>> Start The input

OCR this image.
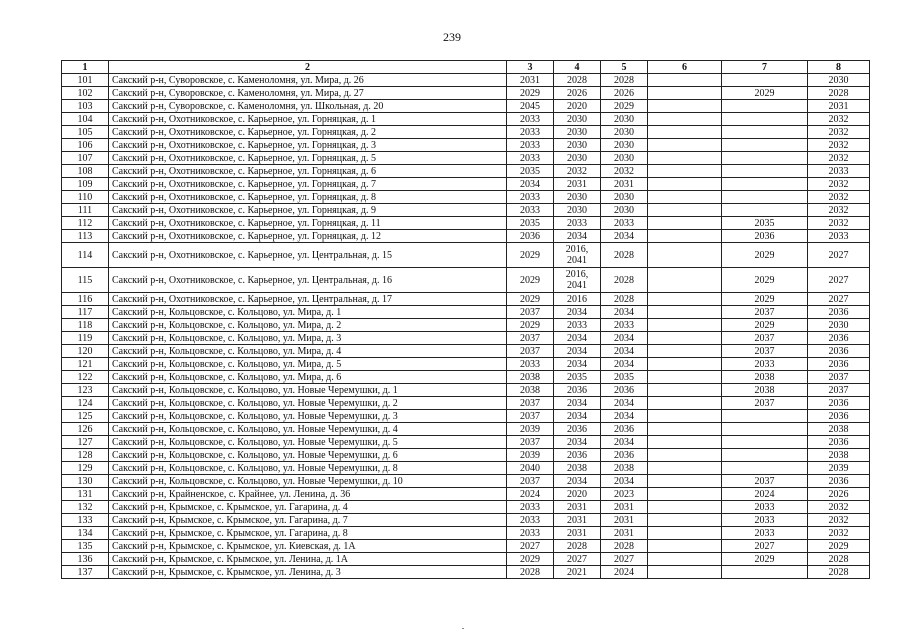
239
1	2	3	4	5	6	7	8
101	Сакский р-н, Суворовское, с. Каменоломня, ул. Мира, д. 26	2031	2028	2028			2030
102	Сакский р-н, Суворовское, с. Каменоломня, ул. Мира, д. 27	2029	2026	2026		2029	2028
103	Сакский р-н, Суворовское, с. Каменоломня, ул. Школьная, д. 20	2045	2020	2029			2031
104	Сакский р-н, Охотниковское, с. Карьерное, ул. Горняцкая, д. 1	2033	2030	2030			2032
105	Сакский р-н, Охотниковское, с. Карьерное, ул. Горняцкая, д. 2	2033	2030	2030			2032
106	Сакский р-н, Охотниковское, с. Карьерное, ул. Горняцкая, д. 3	2033	2030	2030			2032
107	Сакский р-н, Охотниковское, с. Карьерное, ул. Горняцкая, д. 5	2033	2030	2030			2032
108	Сакский р-н, Охотниковское, с. Карьерное, ул. Горняцкая, д. 6	2035	2032	2032			2033
109	Сакский р-н, Охотниковское, с. Карьерное, ул. Горняцкая, д. 7	2034	2031	2031			2032
110	Сакский р-н, Охотниковское, с. Карьерное, ул. Горняцкая, д. 8	2033	2030	2030			2032
111	Сакский р-н, Охотниковское, с. Карьерное, ул. Горняцкая, д. 9	2033	2030	2030			2032
112	Сакский р-н, Охотниковское, с. Карьерное, ул. Горняцкая, д. 11	2035	2033	2033		2035	2032
113	Сакский р-н, Охотниковское, с. Карьерное, ул. Горняцкая, д. 12	2036	2034	2034		2036	2033
114	Сакский р-н, Охотниковское, с. Карьерное, ул. Центральная, д. 15	2029	2016, 2041	2028		2029	2027
115	Сакский р-н, Охотниковское, с. Карьерное, ул. Центральная, д. 16	2029	2016, 2041	2028		2029	2027
116	Сакский р-н, Охотниковское, с. Карьерное, ул. Центральная, д. 17	2029	2016	2028		2029	2027
117	Сакский р-н, Кольцовское, с. Кольцово, ул. Мира, д. 1	2037	2034	2034		2037	2036
118	Сакский р-н, Кольцовское, с. Кольцово, ул. Мира, д. 2	2029	2033	2033		2029	2030
119	Сакский р-н, Кольцовское, с. Кольцово, ул. Мира, д. 3	2037	2034	2034		2037	2036
120	Сакский р-н, Кольцовское, с. Кольцово, ул. Мира, д. 4	2037	2034	2034		2037	2036
121	Сакский р-н, Кольцовское, с. Кольцово, ул. Мира, д. 5	2033	2034	2034		2033	2036
122	Сакский р-н, Кольцовское, с. Кольцово, ул. Мира, д. 6	2038	2035	2035		2038	2037
123	Сакский р-н, Кольцовское, с. Кольцово, ул. Новые Черемушки, д. 1	2038	2036	2036		2038	2037
124	Сакский р-н, Кольцовское, с. Кольцово, ул. Новые Черемушки, д. 2	2037	2034	2034		2037	2036
125	Сакский р-н, Кольцовское, с. Кольцово, ул. Новые Черемушки, д. 3	2037	2034	2034			2036
126	Сакский р-н, Кольцовское, с. Кольцово, ул. Новые Черемушки, д. 4	2039	2036	2036			2038
127	Сакский р-н, Кольцовское, с. Кольцово, ул. Новые Черемушки, д. 5	2037	2034	2034			2036
128	Сакский р-н, Кольцовское, с. Кольцово, ул. Новые Черемушки, д. 6	2039	2036	2036			2038
129	Сакский р-н, Кольцовское, с. Кольцово, ул. Новые Черемушки, д. 8	2040	2038	2038			2039
130	Сакский р-н, Кольцовское, с. Кольцово, ул. Новые Черемушки, д. 10	2037	2034	2034		2037	2036
131	Сакский р-н, Крайненское, с. Крайнее, ул. Ленина, д. 36	2024	2020	2023		2024	2026
132	Сакский р-н, Крымское, с. Крымское, ул. Гагарина, д. 4	2033	2031	2031		2033	2032
133	Сакский р-н, Крымское, с. Крымское, ул. Гагарина, д. 7	2033	2031	2031		2033	2032
134	Сакский р-н, Крымское, с. Крымское, ул. Гагарина, д. 8	2033	2031	2031		2033	2032
135	Сакский р-н, Крымское, с. Крымское, ул. Киевская, д. 1А	2027	2028	2028		2027	2029
136	Сакский р-н, Крымское, с. Крымское, ул. Ленина, д. 1А	2029	2027	2027		2029	2028
137	Сакский р-н, Крымское, с. Крымское, ул. Ленина, д. 3	2028	2021	2024			2028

>> End The input

== Exercise ==
Transcribe the whole listing exactly. Pictures are excluded.

== Task solution ==
OCR this image.
239
1	2	3	4	5	6	7	8
101	Сакский р-н, Суворовское, с. Каменоломня, ул. Мира, д. 26	2031	2028	2028			2030
102	Сакский р-н, Суворовское, с. Каменоломня, ул. Мира, д. 27	2029	2026	2026		2029	2028
103	Сакский р-н, Суворовское, с. Каменоломня, ул. Школьная, д. 20	2045	2020	2029			2031
104	Сакский р-н, Охотниковское, с. Карьерное, ул. Горняцкая, д. 1	2033	2030	2030			2032
105	Сакский р-н, Охотниковское, с. Карьерное, ул. Горняцкая, д. 2	2033	2030	2030			2032
106	Сакский р-н, Охотниковское, с. Карьерное, ул. Горняцкая, д. 3	2033	2030	2030			2032
107	Сакский р-н, Охотниковское, с. Карьерное, ул. Горняцкая, д. 5	2033	2030	2030			2032
108	Сакский р-н, Охотниковское, с. Карьерное, ул. Горняцкая, д. 6	2035	2032	2032			2033
109	Сакский р-н, Охотниковское, с. Карьерное, ул. Горняцкая, д. 7	2034	2031	2031			2032
110	Сакский р-н, Охотниковское, с. Карьерное, ул. Горняцкая, д. 8	2033	2030	2030			2032
111	Сакский р-н, Охотниковское, с. Карьерное, ул. Горняцкая, д. 9	2033	2030	2030			2032
112	Сакский р-н, Охотниковское, с. Карьерное, ул. Горняцкая, д. 11	2035	2033	2033		2035	2032
113	Сакский р-н, Охотниковское, с. Карьерное, ул. Горняцкая, д. 12	2036	2034	2034		2036	2033
114	Сакский р-н, Охотниковское, с. Карьерное, ул. Центральная, д. 15	2029	2016, 2041	2028		2029	2027
115	Сакский р-н, Охотниковское, с. Карьерное, ул. Центральная, д. 16	2029	2016, 2041	2028		2029	2027
116	Сакский р-н, Охотниковское, с. Карьерное, ул. Центральная, д. 17	2029	2016	2028		2029	2027
117	Сакский р-н, Кольцовское, с. Кольцово, ул. Мира, д. 1	2037	2034	2034		2037	2036
118	Сакский р-н, Кольцовское, с. Кольцово, ул. Мира, д. 2	2029	2033	2033		2029	2030
119	Сакский р-н, Кольцовское, с. Кольцово, ул. Мира, д. 3	2037	2034	2034		2037	2036
120	Сакский р-н, Кольцовское, с. Кольцово, ул. Мира, д. 4	2037	2034	2034		2037	2036
121	Сакский р-н, Кольцовское, с. Кольцово, ул. Мира, д. 5	2033	2034	2034		2033	2036
122	Сакский р-н, Кольцовское, с. Кольцово, ул. Мира, д. 6	2038	2035	2035		2038	2037
123	Сакский р-н, Кольцовское, с. Кольцово, ул. Новые Черемушки, д. 1	2038	2036	2036		2038	2037
124	Сакский р-н, Кольцовское, с. Кольцово, ул. Новые Черемушки, д. 2	2037	2034	2034		2037	2036
125	Сакский р-н, Кольцовское, с. Кольцово, ул. Новые Черемушки, д. 3	2037	2034	2034			2036
126	Сакский р-н, Кольцовское, с. Кольцово, ул. Новые Черемушки, д. 4	2039	2036	2036			2038
127	Сакский р-н, Кольцовское, с. Кольцово, ул. Новые Черемушки, д. 5	2037	2034	2034			2036
128	Сакский р-н, Кольцовское, с. Кольцово, ул. Новые Черемушки, д. 6	2039	2036	2036			2038
129	Сакский р-н, Кольцовское, с. Кольцово, ул. Новые Черемушки, д. 8	2040	2038	2038			2039
130	Сакский р-н, Кольцовское, с. Кольцово, ул. Новые Черемушки, д. 10	2037	2034	2034		2037	2036
131	Сакский р-н, Крайненское, с. Крайнее, ул. Ленина, д. 36	2024	2020	2023		2024	2026
132	Сакский р-н, Крымское, с. Крымское, ул. Гагарина, д. 4	2033	2031	2031		2033	2032
133	Сакский р-н, Крымское, с. Крымское, ул. Гагарина, д. 7	2033	2031	2031		2033	2032
134	Сакский р-н, Крымское, с. Крымское, ул. Гагарина, д. 8	2033	2031	2031		2033	2032
135	Сакский р-н, Крымское, с. Крымское, ул. Киевская, д. 1А	2027	2028	2028		2027	2029
136	Сакский р-н, Крымское, с. Крымское, ул. Ленина, д. 1А	2029	2027	2027		2029	2028
137	Сакский р-н, Крымское, с. Крымское, ул. Ленина, д. 3	2028	2021	2024			2028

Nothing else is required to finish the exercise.